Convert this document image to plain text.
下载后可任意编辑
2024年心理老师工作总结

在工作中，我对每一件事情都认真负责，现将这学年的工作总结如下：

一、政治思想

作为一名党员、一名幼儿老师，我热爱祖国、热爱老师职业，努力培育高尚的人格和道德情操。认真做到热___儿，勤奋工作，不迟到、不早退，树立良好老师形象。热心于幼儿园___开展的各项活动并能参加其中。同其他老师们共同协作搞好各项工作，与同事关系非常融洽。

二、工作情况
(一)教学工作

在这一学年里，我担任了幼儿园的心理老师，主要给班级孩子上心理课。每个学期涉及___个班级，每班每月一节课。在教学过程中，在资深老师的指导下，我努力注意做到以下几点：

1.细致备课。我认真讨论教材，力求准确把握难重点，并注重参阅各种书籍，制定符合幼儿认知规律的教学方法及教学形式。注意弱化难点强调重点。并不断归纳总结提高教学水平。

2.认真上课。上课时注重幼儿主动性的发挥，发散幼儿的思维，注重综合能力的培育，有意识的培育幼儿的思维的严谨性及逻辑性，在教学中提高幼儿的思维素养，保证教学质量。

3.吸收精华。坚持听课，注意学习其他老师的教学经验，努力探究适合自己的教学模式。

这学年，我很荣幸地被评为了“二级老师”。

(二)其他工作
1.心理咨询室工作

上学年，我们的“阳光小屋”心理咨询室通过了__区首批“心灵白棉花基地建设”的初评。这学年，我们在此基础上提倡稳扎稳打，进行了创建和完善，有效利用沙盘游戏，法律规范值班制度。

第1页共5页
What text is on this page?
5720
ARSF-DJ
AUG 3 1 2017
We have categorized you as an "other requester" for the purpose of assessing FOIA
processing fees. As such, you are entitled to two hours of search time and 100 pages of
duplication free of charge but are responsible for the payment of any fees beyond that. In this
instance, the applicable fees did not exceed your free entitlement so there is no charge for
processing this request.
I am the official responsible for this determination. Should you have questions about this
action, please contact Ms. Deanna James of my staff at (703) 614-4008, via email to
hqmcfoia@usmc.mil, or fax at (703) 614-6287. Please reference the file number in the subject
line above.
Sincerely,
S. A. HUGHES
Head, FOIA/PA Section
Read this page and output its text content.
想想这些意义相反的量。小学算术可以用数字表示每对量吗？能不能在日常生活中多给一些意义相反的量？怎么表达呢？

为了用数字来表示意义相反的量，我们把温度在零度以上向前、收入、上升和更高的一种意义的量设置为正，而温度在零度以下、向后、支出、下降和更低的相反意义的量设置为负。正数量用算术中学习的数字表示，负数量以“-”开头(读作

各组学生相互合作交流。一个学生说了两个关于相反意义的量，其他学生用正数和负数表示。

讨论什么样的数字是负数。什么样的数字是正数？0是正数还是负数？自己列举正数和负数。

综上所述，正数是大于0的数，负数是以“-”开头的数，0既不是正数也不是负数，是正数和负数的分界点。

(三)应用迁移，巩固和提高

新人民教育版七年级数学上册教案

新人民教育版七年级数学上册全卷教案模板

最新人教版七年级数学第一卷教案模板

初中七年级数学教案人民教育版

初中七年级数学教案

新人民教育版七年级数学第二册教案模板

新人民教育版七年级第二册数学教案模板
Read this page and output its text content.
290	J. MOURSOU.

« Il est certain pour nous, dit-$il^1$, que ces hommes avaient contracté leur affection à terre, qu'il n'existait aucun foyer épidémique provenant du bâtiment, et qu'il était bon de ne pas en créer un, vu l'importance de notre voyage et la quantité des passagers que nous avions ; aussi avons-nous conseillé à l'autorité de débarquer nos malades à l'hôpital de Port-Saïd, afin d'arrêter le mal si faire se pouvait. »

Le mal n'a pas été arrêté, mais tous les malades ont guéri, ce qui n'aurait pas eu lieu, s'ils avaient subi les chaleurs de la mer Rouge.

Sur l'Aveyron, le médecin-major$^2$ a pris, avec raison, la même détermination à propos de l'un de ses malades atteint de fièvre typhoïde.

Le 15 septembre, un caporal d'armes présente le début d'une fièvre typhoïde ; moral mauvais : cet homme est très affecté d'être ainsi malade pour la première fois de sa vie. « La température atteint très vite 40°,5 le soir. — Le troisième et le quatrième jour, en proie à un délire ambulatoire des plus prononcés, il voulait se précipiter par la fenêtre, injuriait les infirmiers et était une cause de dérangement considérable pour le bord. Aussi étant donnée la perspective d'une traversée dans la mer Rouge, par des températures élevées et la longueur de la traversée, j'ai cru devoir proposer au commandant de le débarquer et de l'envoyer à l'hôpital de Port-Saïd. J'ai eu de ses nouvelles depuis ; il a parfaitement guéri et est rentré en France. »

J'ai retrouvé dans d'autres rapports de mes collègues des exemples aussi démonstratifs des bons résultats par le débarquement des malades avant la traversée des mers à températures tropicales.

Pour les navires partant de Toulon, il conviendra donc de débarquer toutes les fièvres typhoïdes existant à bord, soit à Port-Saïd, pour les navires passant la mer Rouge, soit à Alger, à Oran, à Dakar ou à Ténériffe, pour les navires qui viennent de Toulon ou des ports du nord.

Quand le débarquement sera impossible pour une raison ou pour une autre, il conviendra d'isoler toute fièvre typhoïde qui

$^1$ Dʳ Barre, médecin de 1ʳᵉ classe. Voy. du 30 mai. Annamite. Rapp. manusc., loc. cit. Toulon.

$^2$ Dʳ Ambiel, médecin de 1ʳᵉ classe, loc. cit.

————————

■ Exercise
The records above should be returned exactly.

■ Right answer
Convert this document image to plain text.
下载后可任意编辑
2024年心理老师工作总结

在工作中，我对每一件事情都认真负责，现将这学年的工作总结如下：

一、政治思想

作为一名党员、一名幼儿老师，我热爱祖国、热爱老师职业，努力培育高尚的人格和道德情操。认真做到热___儿，勤奋工作，不迟到、不早退，树立良好老师形象。热心于幼儿园___开展的各项活动并能参加其中。同其他老师们共同协作搞好各项工作，与同事关系非常融洽。

二、工作情况
(一)教学工作

在这一学年里，我担任了幼儿园的心理老师，主要给班级孩子上心理课。每个学期涉及___个班级，每班每月一节课。在教学过程中，在资深老师的指导下，我努力注意做到以下几点：

1.细致备课。我认真讨论教材，力求准确把握难重点，并注重参阅各种书籍，制定符合幼儿认知规律的教学方法及教学形式。注意弱化难点强调重点。并不断归纳总结提高教学水平。

2.认真上课。上课时注重幼儿主动性的发挥，发散幼儿的思维，注重综合能力的培育，有意识的培育幼儿的思维的严谨性及逻辑性，在教学中提高幼儿的思维素养，保证教学质量。

3.吸收精华。坚持听课，注意学习其他老师的教学经验，努力探究适合自己的教学模式。

这学年，我很荣幸地被评为了“二级老师”。

(二)其他工作
1.心理咨询室工作

上学年，我们的“阳光小屋”心理咨询室通过了__区首批“心灵白棉花基地建设”的初评。这学年，我们在此基础上提倡稳扎稳打，进行了创建和完善，有效利用沙盘游戏，法律规范值班制度。

第1页共5页
What text is on this page?
5720
ARSF-DJ
AUG 3 1 2017
We have categorized you as an "other requester" for the purpose of assessing FOIA
processing fees. As such, you are entitled to two hours of search time and 100 pages of
duplication free of charge but are responsible for the payment of any fees beyond that. In this
instance, the applicable fees did not exceed your free entitlement so there is no charge for
processing this request.
I am the official responsible for this determination. Should you have questions about this
action, please contact Ms. Deanna James of my staff at (703) 614-4008, via email to
hqmcfoia@usmc.mil, or fax at (703) 614-6287. Please reference the file number in the subject
line above.
Sincerely,
S. A. HUGHES
Head, FOIA/PA Section
Read this page and output its text content.
想想这些意义相反的量。小学算术可以用数字表示每对量吗？能不能在日常生活中多给一些意义相反的量？怎么表达呢？

为了用数字来表示意义相反的量，我们把温度在零度以上向前、收入、上升和更高的一种意义的量设置为正，而温度在零度以下、向后、支出、下降和更低的相反意义的量设置为负。正数量用算术中学习的数字表示，负数量以“-”开头(读作

各组学生相互合作交流。一个学生说了两个关于相反意义的量，其他学生用正数和负数表示。

讨论什么样的数字是负数。什么样的数字是正数？0是正数还是负数？自己列举正数和负数。

综上所述，正数是大于0的数，负数是以“-”开头的数，0既不是正数也不是负数，是正数和负数的分界点。

(三)应用迁移，巩固和提高

新人民教育版七年级数学上册教案

新人民教育版七年级数学上册全卷教案模板

最新人教版七年级数学第一卷教案模板

初中七年级数学教案人民教育版

初中七年级数学教案

新人民教育版七年级数学第二册教案模板

新人民教育版七年级第二册数学教案模板
Read this page and output its text content.
290	J. MOURSOU.

« Il est certain pour nous, dit-$il^1$, que ces hommes avaient contracté leur affection à terre, qu'il n'existait aucun foyer épidémique provenant du bâtiment, et qu'il était bon de ne pas en créer un, vu l'importance de notre voyage et la quantité des passagers que nous avions ; aussi avons-nous conseillé à l'autorité de débarquer nos malades à l'hôpital de Port-Saïd, afin d'arrêter le mal si faire se pouvait. »

Le mal n'a pas été arrêté, mais tous les malades ont guéri, ce qui n'aurait pas eu lieu, s'ils avaient subi les chaleurs de la mer Rouge.

Sur l'Aveyron, le médecin-major$^2$ a pris, avec raison, la même détermination à propos de l'un de ses malades atteint de fièvre typhoïde.

Le 15 septembre, un caporal d'armes présente le début d'une fièvre typhoïde ; moral mauvais : cet homme est très affecté d'être ainsi malade pour la première fois de sa vie. « La température atteint très vite 40°,5 le soir. — Le troisième et le quatrième jour, en proie à un délire ambulatoire des plus prononcés, il voulait se précipiter par la fenêtre, injuriait les infirmiers et était une cause de dérangement considérable pour le bord. Aussi étant donnée la perspective d'une traversée dans la mer Rouge, par des températures élevées et la longueur de la traversée, j'ai cru devoir proposer au commandant de le débarquer et de l'envoyer à l'hôpital de Port-Saïd. J'ai eu de ses nouvelles depuis ; il a parfaitement guéri et est rentré en France. »

J'ai retrouvé dans d'autres rapports de mes collègues des exemples aussi démonstratifs des bons résultats par le débarquement des malades avant la traversée des mers à températures tropicales.

Pour les navires partant de Toulon, il conviendra donc de débarquer toutes les fièvres typhoïdes existant à bord, soit à Port-Saïd, pour les navires passant la mer Rouge, soit à Alger, à Oran, à Dakar ou à Ténériffe, pour les navires qui viennent de Toulon ou des ports du nord.

Quand le débarquement sera impossible pour une raison ou pour une autre, il conviendra d'isoler toute fièvre typhoïde qui

$^1$ Dʳ Barre, médecin de 1ʳᵉ classe. Voy. du 30 mai. Annamite. Rapp. manusc., loc. cit. Toulon.

$^2$ Dʳ Ambiel, médecin de 1ʳᵉ classe, loc. cit.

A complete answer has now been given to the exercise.